───── DATA FOR THIS TASK

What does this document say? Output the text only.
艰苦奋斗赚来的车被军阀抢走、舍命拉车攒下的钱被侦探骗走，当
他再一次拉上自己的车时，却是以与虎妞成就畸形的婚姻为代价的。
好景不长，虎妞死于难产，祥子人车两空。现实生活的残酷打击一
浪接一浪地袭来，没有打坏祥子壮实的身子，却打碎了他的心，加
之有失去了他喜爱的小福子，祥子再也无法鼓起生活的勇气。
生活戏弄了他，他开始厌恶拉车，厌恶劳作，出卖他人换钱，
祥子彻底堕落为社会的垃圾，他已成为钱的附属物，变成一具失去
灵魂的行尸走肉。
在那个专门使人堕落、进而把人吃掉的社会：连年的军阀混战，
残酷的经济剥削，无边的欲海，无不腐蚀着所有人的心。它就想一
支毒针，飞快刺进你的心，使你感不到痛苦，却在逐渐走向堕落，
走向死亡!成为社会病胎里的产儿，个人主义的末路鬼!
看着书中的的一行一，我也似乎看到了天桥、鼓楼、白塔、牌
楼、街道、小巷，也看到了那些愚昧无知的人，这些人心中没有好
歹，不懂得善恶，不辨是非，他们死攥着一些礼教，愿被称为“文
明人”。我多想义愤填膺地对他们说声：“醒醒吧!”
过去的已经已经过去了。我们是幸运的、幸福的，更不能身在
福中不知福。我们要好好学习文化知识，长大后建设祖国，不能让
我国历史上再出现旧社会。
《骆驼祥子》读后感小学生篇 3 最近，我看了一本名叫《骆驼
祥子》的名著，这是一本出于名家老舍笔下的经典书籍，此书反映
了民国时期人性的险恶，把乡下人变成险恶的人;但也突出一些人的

──────────

Repeat the data precisely, reproducing every entry.

* **RESPONSE BELOW**:
What does this document say? Output the text only.
艰苦奋斗赚来的车被军阀抢走、舍命拉车攒下的钱被侦探骗走，当
他再一次拉上自己的车时，却是以与虎妞成就畸形的婚姻为代价的。
好景不长，虎妞死于难产，祥子人车两空。现实生活的残酷打击一
浪接一浪地袭来，没有打坏祥子壮实的身子，却打碎了他的心，加
之有失去了他喜爱的小福子，祥子再也无法鼓起生活的勇气。
生活戏弄了他，他开始厌恶拉车，厌恶劳作，出卖他人换钱，
祥子彻底堕落为社会的垃圾，他已成为钱的附属物，变成一具失去
灵魂的行尸走肉。
在那个专门使人堕落、进而把人吃掉的社会：连年的军阀混战，
残酷的经济剥削，无边的欲海，无不腐蚀着所有人的心。它就想一
支毒针，飞快刺进你的心，使你感不到痛苦，却在逐渐走向堕落，
走向死亡!成为社会病胎里的产儿，个人主义的末路鬼!
看着书中的的一行一，我也似乎看到了天桥、鼓楼、白塔、牌
楼、街道、小巷，也看到了那些愚昧无知的人，这些人心中没有好
歹，不懂得善恶，不辨是非，他们死攥着一些礼教，愿被称为“文
明人”。我多想义愤填膺地对他们说声：“醒醒吧!”
过去的已经已经过去了。我们是幸运的、幸福的，更不能身在
福中不知福。我们要好好学习文化知识，长大后建设祖国，不能让
我国历史上再出现旧社会。
《骆驼祥子》读后感小学生篇 3 最近，我看了一本名叫《骆驼
祥子》的名著，这是一本出于名家老舍笔下的经典书籍，此书反映
了民国时期人性的险恶，把乡下人变成险恶的人;但也突出一些人的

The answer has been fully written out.